• **Stored rows**
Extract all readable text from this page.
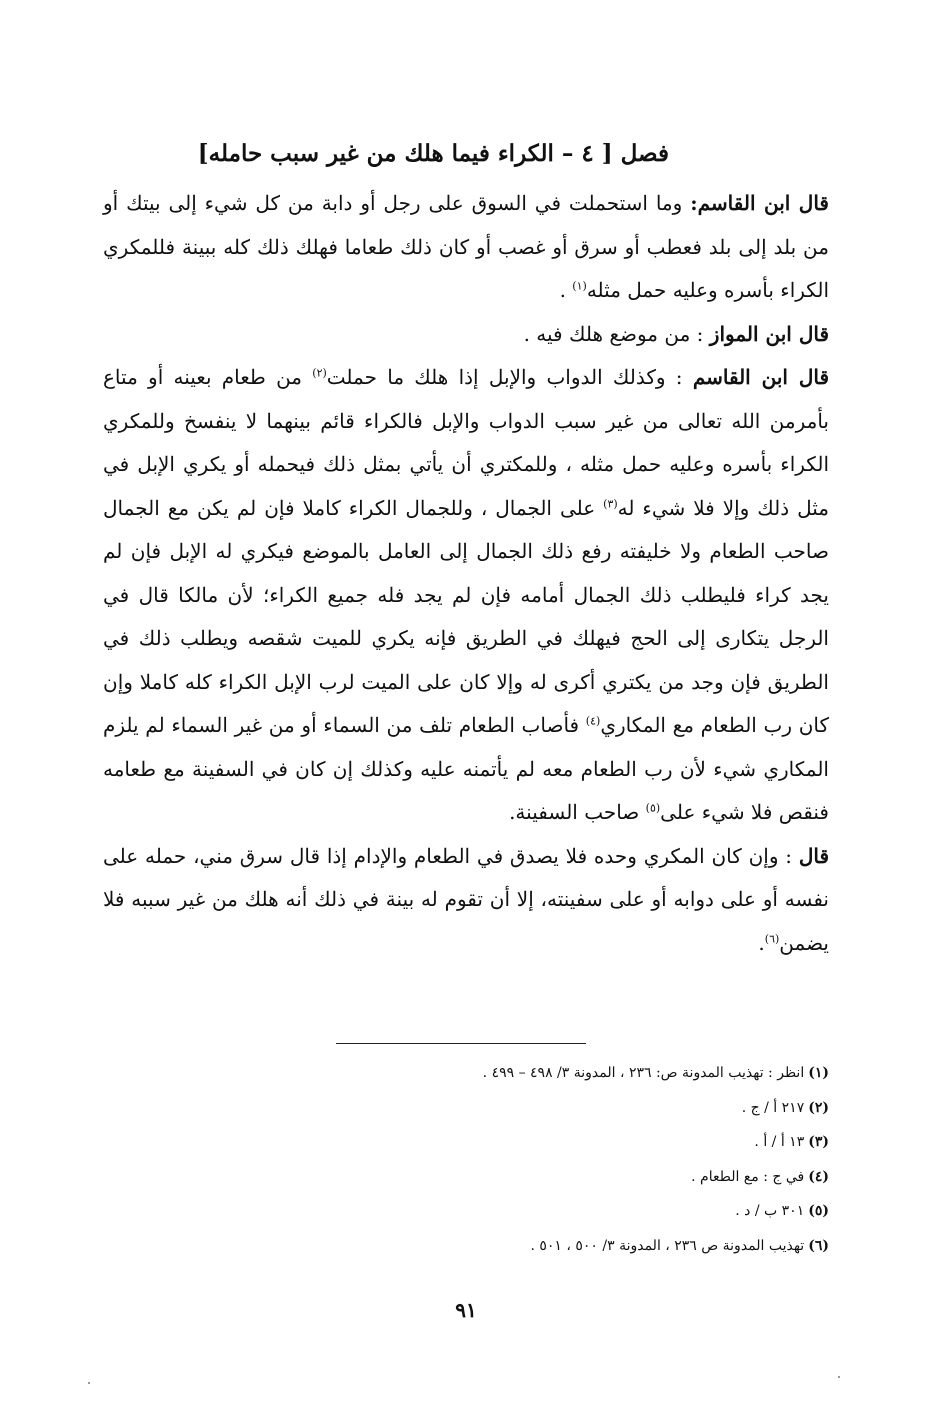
فصل [ ٤ – الكراء فيما هلك من غير سبب حامله]

قال ابن القاسم: وما استحملت في السوق على رجل أو دابة من كل شيء إلى بيتك أو من بلد إلى بلد فعطب أو سرق أو غصب أو كان ذلك طعاما فهلك ذلك كله ببينة فللمكري الكراء بأسره وعليه حمل مثله$^{(١)}$ .

قال ابن المواز : من موضع هلك فيه .

قال ابن القاسم : وكذلك الدواب والإبل إذا هلك ما حملت$^{(٢)}$ من طعام بعينه أو متاع بأمرمن الله تعالى من غير سبب الدواب والإبل فالكراء قائم بينهما لا ينفسخ وللمكري الكراء بأسره وعليه حمل مثله ، وللمكتري أن يأتي بمثل ذلك فيحمله أو يكري الإبل في مثل ذلك وإلا فلا شيء له$^{(٣)}$ على الجمال ، وللجمال الكراء كاملا فإن لم يكن مع الجمال صاحب الطعام ولا خليفته رفع ذلك الجمال إلى العامل بالموضع فيكري له الإبل فإن لم يجد كراء فليطلب ذلك الجمال أمامه فإن لم يجد فله جميع الكراء؛ لأن مالكا قال في الرجل يتكارى إلى الحج فيهلك في الطريق فإنه يكري للميت شقصه ويطلب ذلك في الطريق فإن وجد من يكتري أكرى له وإلا كان على الميت لرب الإبل الكراء كله كاملا وإن كان رب الطعام مع المكاري$^{(٤)}$ فأصاب الطعام تلف من السماء أو من غير السماء لم يلزم المكاري شيء لأن رب الطعام معه لم يأتمنه عليه وكذلك إن كان في السفينة مع طعامه فنقص فلا شيء على$^{(٥)}$ صاحب السفينة.

قال : وإن كان المكري وحده فلا يصدق في الطعام والإدام إذا قال سرق مني، حمله على نفسه أو على دوابه أو على سفينته، إلا أن تقوم له بينة في ذلك أنه هلك من غير سببه فلا يضمن$^{(٦)}$.

(١)انظر : تهذيب المدونة ص: ٢٣٦ ، المدونة ٣/ ٤٩٨ – ٤٩٩ .
(٢)٢١٧ أ / ج .
(٣)١٣ أ / أ .
(٤)في ج : مع الطعام .
(٥)٣٠١ ب / د .
(٦)تهذيب المدونة ص ٢٣٦ ، المدونة ٣/ ٥٠٠ ، ٥٠١ .
٩١
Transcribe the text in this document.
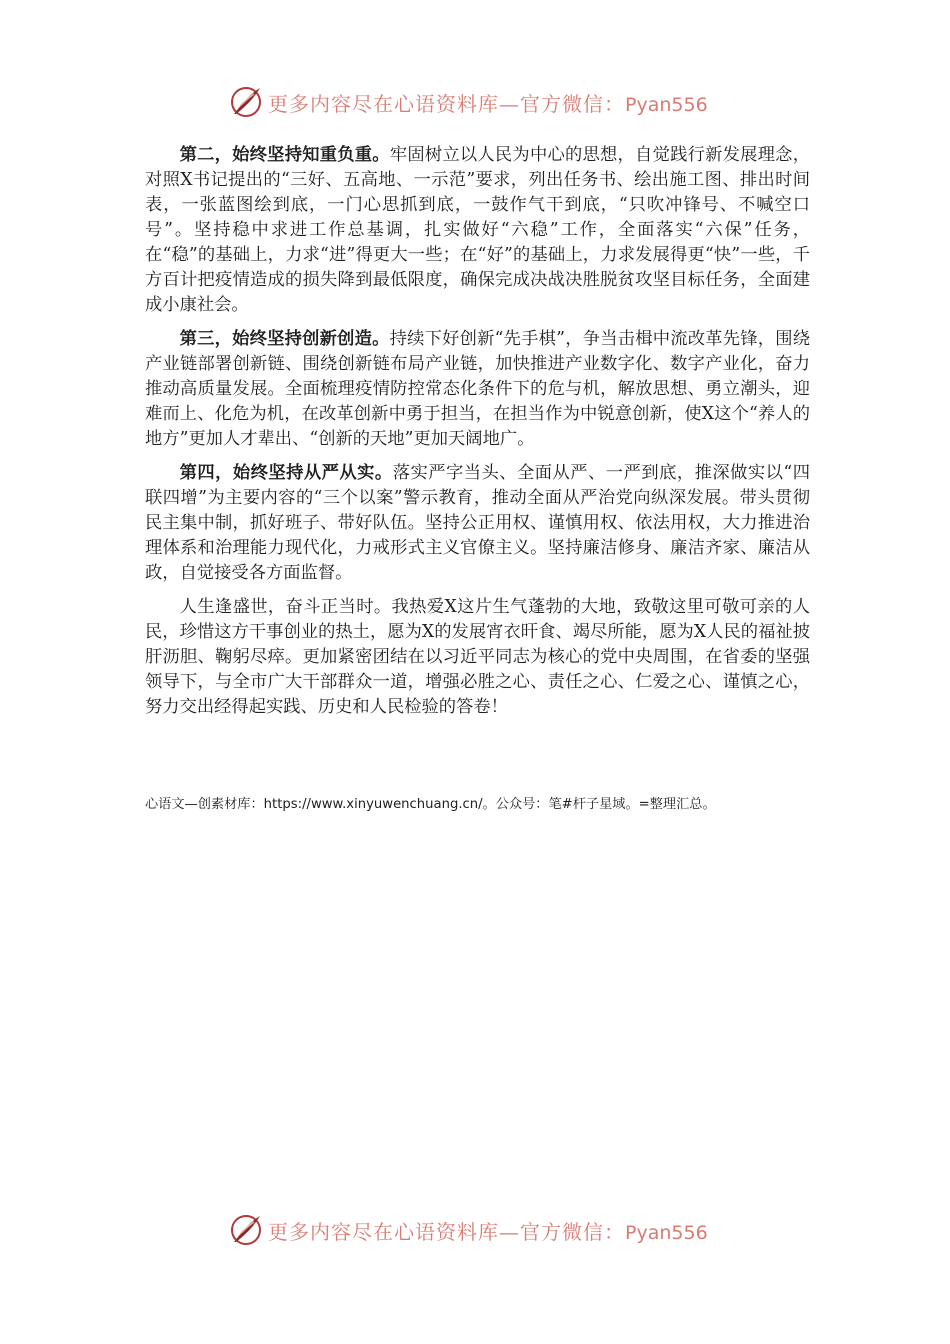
更多内容尽在心语资料库—官方微信：Pyan556

第二，始终坚持知重负重。牢固树立以人民为中心的思想，自觉践行新发展理念，对照X书记提出的“三好、五高地、一示范”要求，列出任务书、绘出施工图、排出时间表，一张蓝图绘到底，一门心思抓到底，一鼓作气干到底，“只吹冲锋号、不喊空口号”。坚持稳中求进工作总基调，扎实做好“六稳”工作，全面落实“六保”任务，在“稳”的基础上，力求“进”得更大一些；在“好”的基础上，力求发展得更“快”一些，千方百计把疫情造成的损失降到最低限度，确保完成决战决胜脱贫攻坚目标任务，全面建成小康社会。

第三，始终坚持创新创造。持续下好创新“先手棋”，争当击楫中流改革先锋，围绕产业链部署创新链、围绕创新链布局产业链，加快推进产业数字化、数字产业化，奋力推动高质量发展。全面梳理疫情防控常态化条件下的危与机，解放思想、勇立潮头，迎难而上、化危为机，在改革创新中勇于担当，在担当作为中锐意创新，使X这个“养人的地方”更加人才辈出、“创新的天地”更加天阔地广。

第四，始终坚持从严从实。落实严字当头、全面从严、一严到底，推深做实以“四联四增”为主要内容的“三个以案”警示教育，推动全面从严治党向纵深发展。带头贯彻民主集中制，抓好班子、带好队伍。坚持公正用权、谨慎用权、依法用权，大力推进治理体系和治理能力现代化，力戒形式主义官僚主义。坚持廉洁修身、廉洁齐家、廉洁从政，自觉接受各方面监督。

人生逢盛世，奋斗正当时。我热爱X这片生气蓬勃的大地，致敬这里可敬可亲的人民，珍惜这方干事创业的热土，愿为X的发展宵衣旰食、竭尽所能，愿为X人民的福祉披肝沥胆、鞠躬尽瘁。更加紧密团结在以习近平同志为核心的党中央周围，在省委的坚强领导下，与全市广大干部群众一道，增强必胜之心、责任之心、仁爱之心、谨慎之心，努力交出经得起实践、历史和人民检验的答卷！

心语文—创素材库：https://www.xinyuwenchuang.cn/。公众号：笔#杆子星域。=整理汇总。
更多内容尽在心语资料库—官方微信：Pyan556
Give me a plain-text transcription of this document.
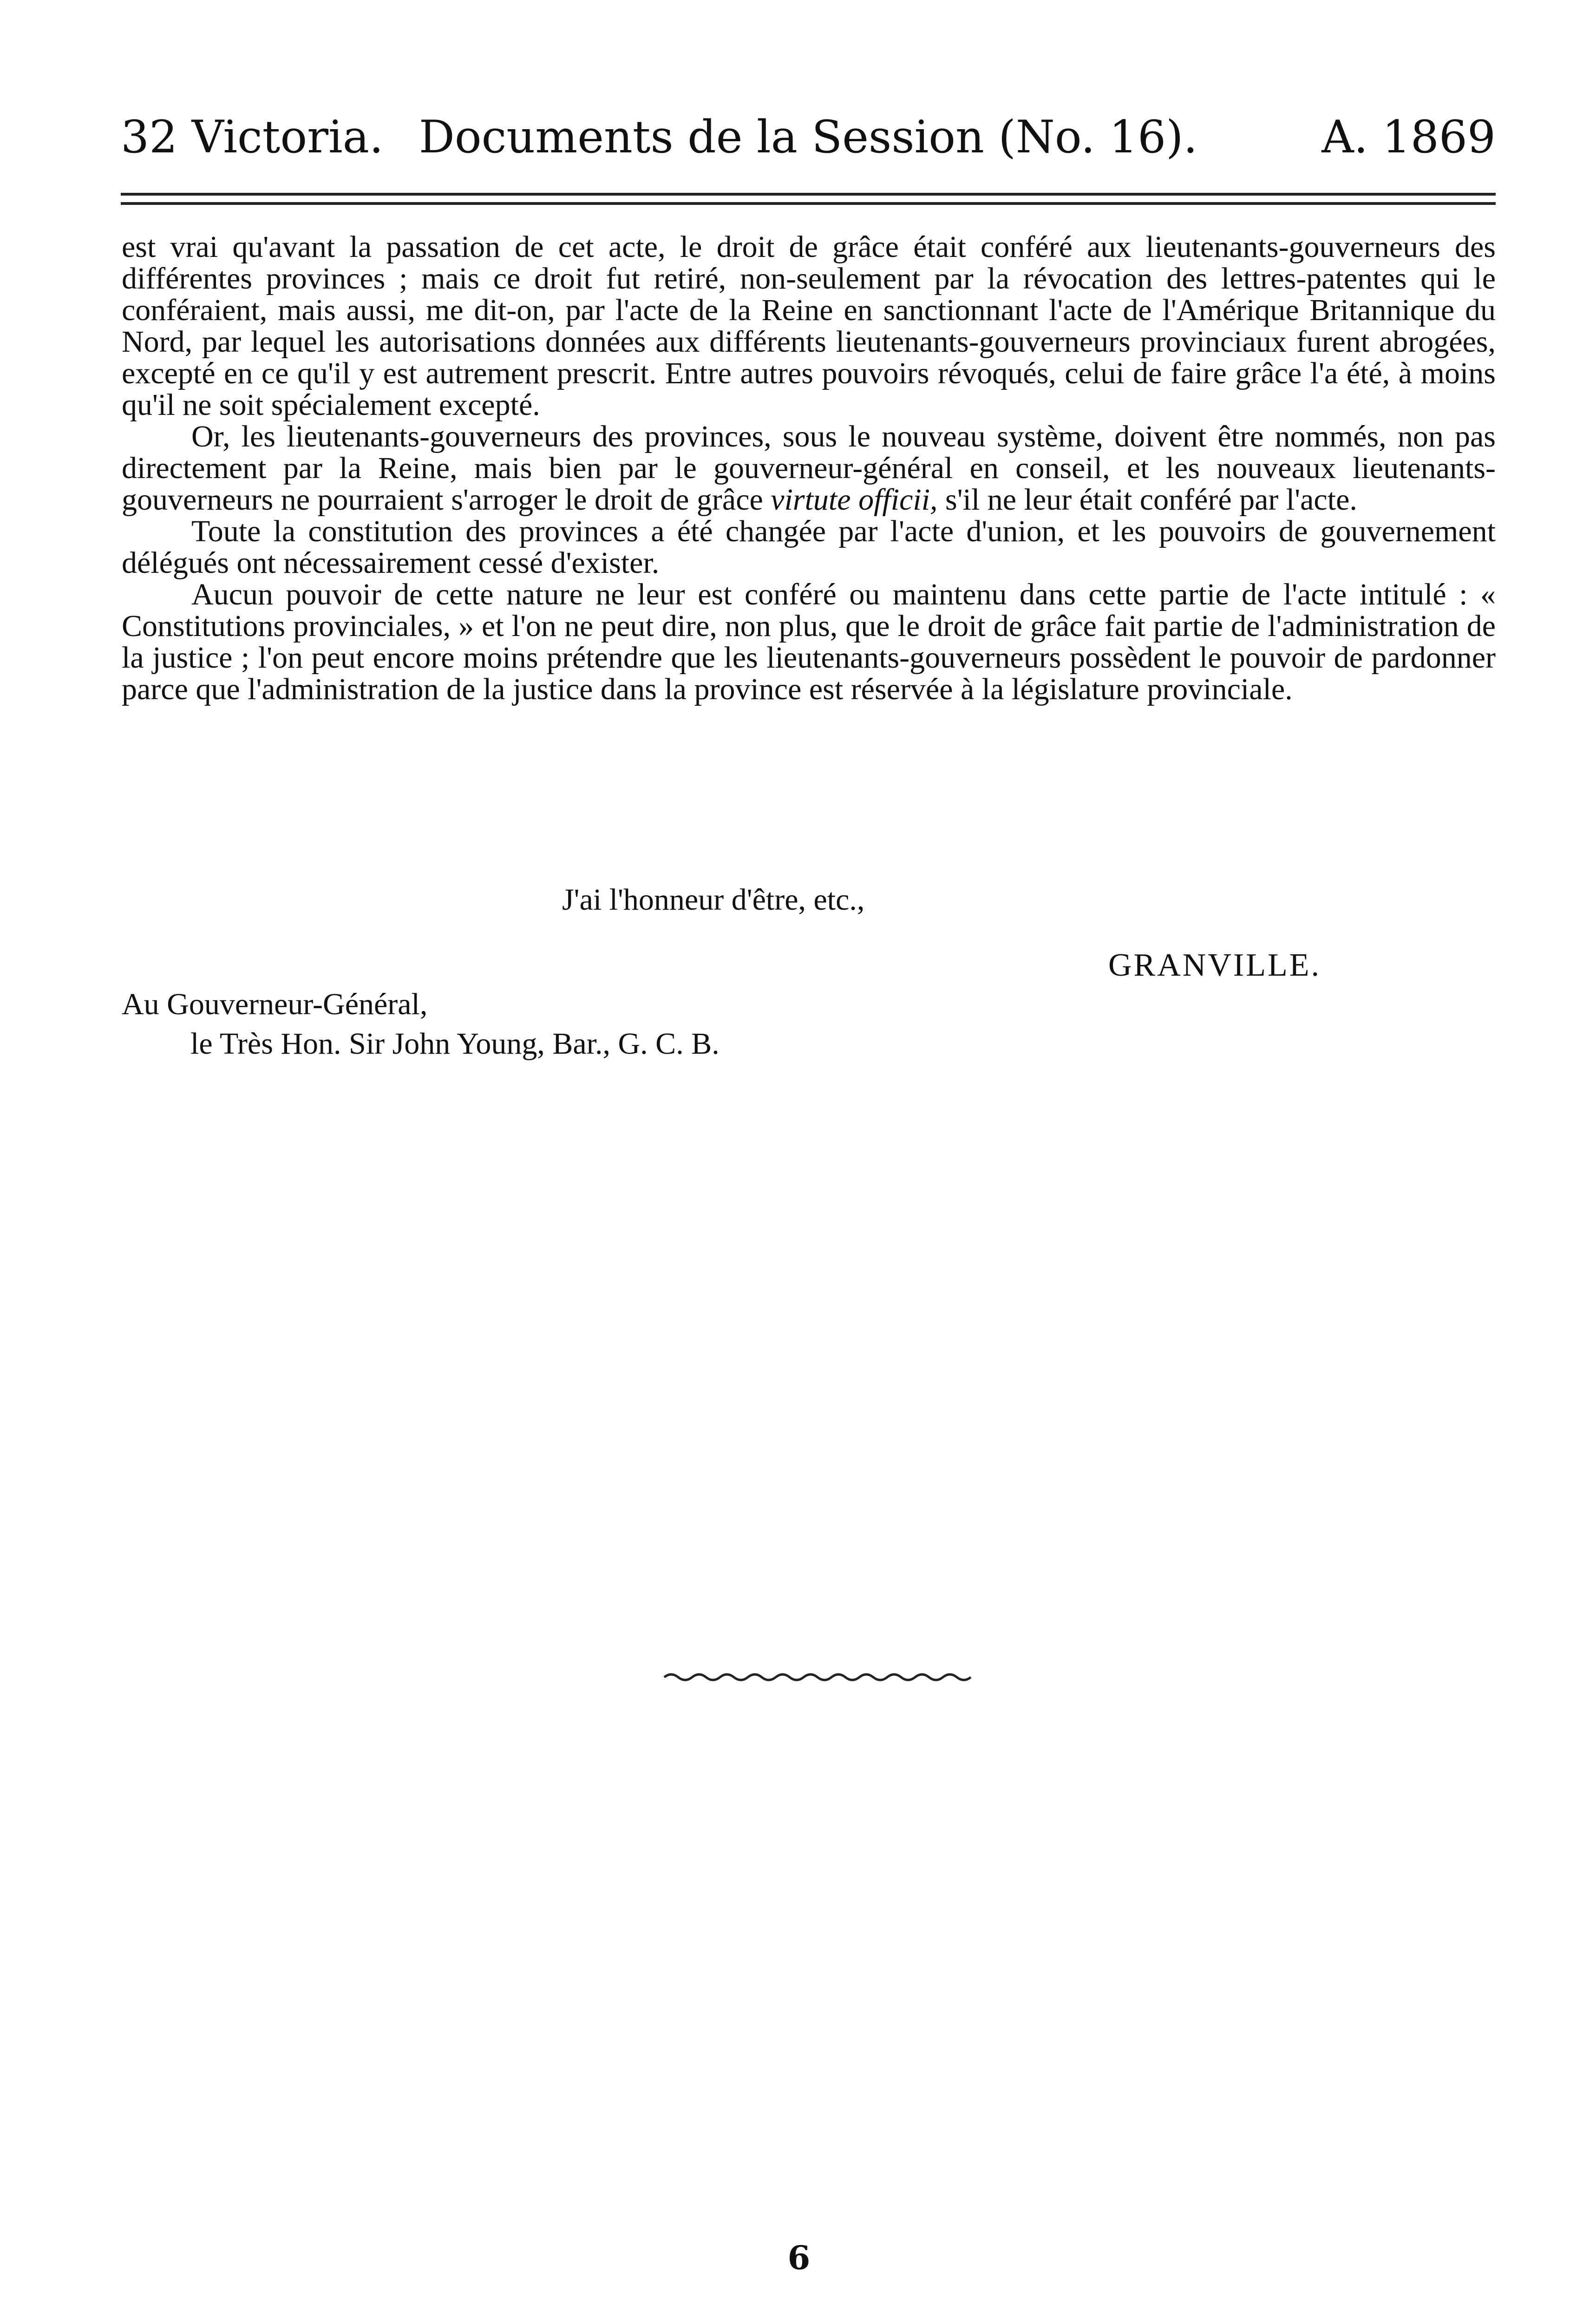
32 Victoria. Documents de la Session (No. 16).	A. 1869

est vrai qu'avant la passation de cet acte, le droit de grâce était conféré aux lieutenants-gouverneurs des différentes provinces ; mais ce droit fut retiré, non-seulement par la révocation des lettres-patentes qui le conféraient, mais aussi, me dit-on, par l'acte de la Reine en sanctionnant l'acte de l'Amérique Britannique du Nord, par lequel les autorisations données aux différents lieutenants-gouverneurs provinciaux furent abrogées, excepté en ce qu'il y est autrement prescrit. Entre autres pouvoirs révoqués, celui de faire grâce l'a été, à moins qu'il ne soit spécialement excepté.

Or, les lieutenants-gouverneurs des provinces, sous le nouveau système, doivent être nommés, non pas directement par la Reine, mais bien par le gouverneur-général en conseil, et les nouveaux lieutenants-gouverneurs ne pourraient s'arroger le droit de grâce virtute officii, s'il ne leur était conféré par l'acte.

Toute la constitution des provinces a été changée par l'acte d'union, et les pouvoirs de gouvernement délégués ont nécessairement cessé d'exister.

Aucun pouvoir de cette nature ne leur est conféré ou maintenu dans cette partie de l'acte intitulé : « Constitutions provinciales, » et l'on ne peut dire, non plus, que le droit de grâce fait partie de l'administration de la justice ; l'on peut encore moins prétendre que les lieutenants-gouverneurs possèdent le pouvoir de pardonner parce que l'administration de la justice dans la province est réservée à la législature provinciale.

J'ai l'honneur d'être, etc.,
GRANVILLE.
Au Gouverneur-Général,
le Très Hon. Sir John Young, Bar., G. C. B.
6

• **Instructions for the task**
Repeat each entry precisely as it appears. Leave the pictures out.

• **Task answer**
Extract all readable text from this page.
فصل [ ٤ – الكراء فيما هلك من غير سبب حامله]

قال ابن القاسم: وما استحملت في السوق على رجل أو دابة من كل شيء إلى بيتك أو من بلد إلى بلد فعطب أو سرق أو غصب أو كان ذلك طعاما فهلك ذلك كله ببينة فللمكري الكراء بأسره وعليه حمل مثله$^{(١)}$ .

قال ابن المواز : من موضع هلك فيه .

قال ابن القاسم : وكذلك الدواب والإبل إذا هلك ما حملت$^{(٢)}$ من طعام بعينه أو متاع بأمرمن الله تعالى من غير سبب الدواب والإبل فالكراء قائم بينهما لا ينفسخ وللمكري الكراء بأسره وعليه حمل مثله ، وللمكتري أن يأتي بمثل ذلك فيحمله أو يكري الإبل في مثل ذلك وإلا فلا شيء له$^{(٣)}$ على الجمال ، وللجمال الكراء كاملا فإن لم يكن مع الجمال صاحب الطعام ولا خليفته رفع ذلك الجمال إلى العامل بالموضع فيكري له الإبل فإن لم يجد كراء فليطلب ذلك الجمال أمامه فإن لم يجد فله جميع الكراء؛ لأن مالكا قال في الرجل يتكارى إلى الحج فيهلك في الطريق فإنه يكري للميت شقصه ويطلب ذلك في الطريق فإن وجد من يكتري أكرى له وإلا كان على الميت لرب الإبل الكراء كله كاملا وإن كان رب الطعام مع المكاري$^{(٤)}$ فأصاب الطعام تلف من السماء أو من غير السماء لم يلزم المكاري شيء لأن رب الطعام معه لم يأتمنه عليه وكذلك إن كان في السفينة مع طعامه فنقص فلا شيء على$^{(٥)}$ صاحب السفينة.

قال : وإن كان المكري وحده فلا يصدق في الطعام والإدام إذا قال سرق مني، حمله على نفسه أو على دوابه أو على سفينته، إلا أن تقوم له بينة في ذلك أنه هلك من غير سببه فلا يضمن$^{(٦)}$.

(١)انظر : تهذيب المدونة ص: ٢٣٦ ، المدونة ٣/ ٤٩٨ – ٤٩٩ .
(٢)٢١٧ أ / ج .
(٣)١٣ أ / أ .
(٤)في ج : مع الطعام .
(٥)٣٠١ ب / د .
(٦)تهذيب المدونة ص ٢٣٦ ، المدونة ٣/ ٥٠٠ ، ٥٠١ .
٩١
Transcribe the text in this document.
更多内容尽在心语资料库—官方微信：Pyan556

第二，始终坚持知重负重。牢固树立以人民为中心的思想，自觉践行新发展理念，对照X书记提出的“三好、五高地、一示范”要求，列出任务书、绘出施工图、排出时间表，一张蓝图绘到底，一门心思抓到底，一鼓作气干到底，“只吹冲锋号、不喊空口号”。坚持稳中求进工作总基调，扎实做好“六稳”工作，全面落实“六保”任务，在“稳”的基础上，力求“进”得更大一些；在“好”的基础上，力求发展得更“快”一些，千方百计把疫情造成的损失降到最低限度，确保完成决战决胜脱贫攻坚目标任务，全面建成小康社会。

第三，始终坚持创新创造。持续下好创新“先手棋”，争当击楫中流改革先锋，围绕产业链部署创新链、围绕创新链布局产业链，加快推进产业数字化、数字产业化，奋力推动高质量发展。全面梳理疫情防控常态化条件下的危与机，解放思想、勇立潮头，迎难而上、化危为机，在改革创新中勇于担当，在担当作为中锐意创新，使X这个“养人的地方”更加人才辈出、“创新的天地”更加天阔地广。

第四，始终坚持从严从实。落实严字当头、全面从严、一严到底，推深做实以“四联四增”为主要内容的“三个以案”警示教育，推动全面从严治党向纵深发展。带头贯彻民主集中制，抓好班子、带好队伍。坚持公正用权、谨慎用权、依法用权，大力推进治理体系和治理能力现代化，力戒形式主义官僚主义。坚持廉洁修身、廉洁齐家、廉洁从政，自觉接受各方面监督。

人生逢盛世，奋斗正当时。我热爱X这片生气蓬勃的大地，致敬这里可敬可亲的人民，珍惜这方干事创业的热土，愿为X的发展宵衣旰食、竭尽所能，愿为X人民的福祉披肝沥胆、鞠躬尽瘁。更加紧密团结在以习近平同志为核心的党中央周围，在省委的坚强领导下，与全市广大干部群众一道，增强必胜之心、责任之心、仁爱之心、谨慎之心，努力交出经得起实践、历史和人民检验的答卷！

心语文—创素材库：https://www.xinyuwenchuang.cn/。公众号：笔#杆子星域。=整理汇总。
更多内容尽在心语资料库—官方微信：Pyan556
Give me a plain-text transcription of this document.
32 Victoria. Documents de la Session (No. 16).	A. 1869

est vrai qu'avant la passation de cet acte, le droit de grâce était conféré aux lieutenants-gouverneurs des différentes provinces ; mais ce droit fut retiré, non-seulement par la révocation des lettres-patentes qui le conféraient, mais aussi, me dit-on, par l'acte de la Reine en sanctionnant l'acte de l'Amérique Britannique du Nord, par lequel les autorisations données aux différents lieutenants-gouverneurs provinciaux furent abrogées, excepté en ce qu'il y est autrement prescrit. Entre autres pouvoirs révoqués, celui de faire grâce l'a été, à moins qu'il ne soit spécialement excepté.

Or, les lieutenants-gouverneurs des provinces, sous le nouveau système, doivent être nommés, non pas directement par la Reine, mais bien par le gouverneur-général en conseil, et les nouveaux lieutenants-gouverneurs ne pourraient s'arroger le droit de grâce virtute officii, s'il ne leur était conféré par l'acte.

Toute la constitution des provinces a été changée par l'acte d'union, et les pouvoirs de gouvernement délégués ont nécessairement cessé d'exister.

Aucun pouvoir de cette nature ne leur est conféré ou maintenu dans cette partie de l'acte intitulé : « Constitutions provinciales, » et l'on ne peut dire, non plus, que le droit de grâce fait partie de l'administration de la justice ; l'on peut encore moins prétendre que les lieutenants-gouverneurs possèdent le pouvoir de pardonner parce que l'administration de la justice dans la province est réservée à la législature provinciale.

J'ai l'honneur d'être, etc.,
GRANVILLE.
Au Gouverneur-Général,
le Très Hon. Sir John Young, Bar., G. C. B.
6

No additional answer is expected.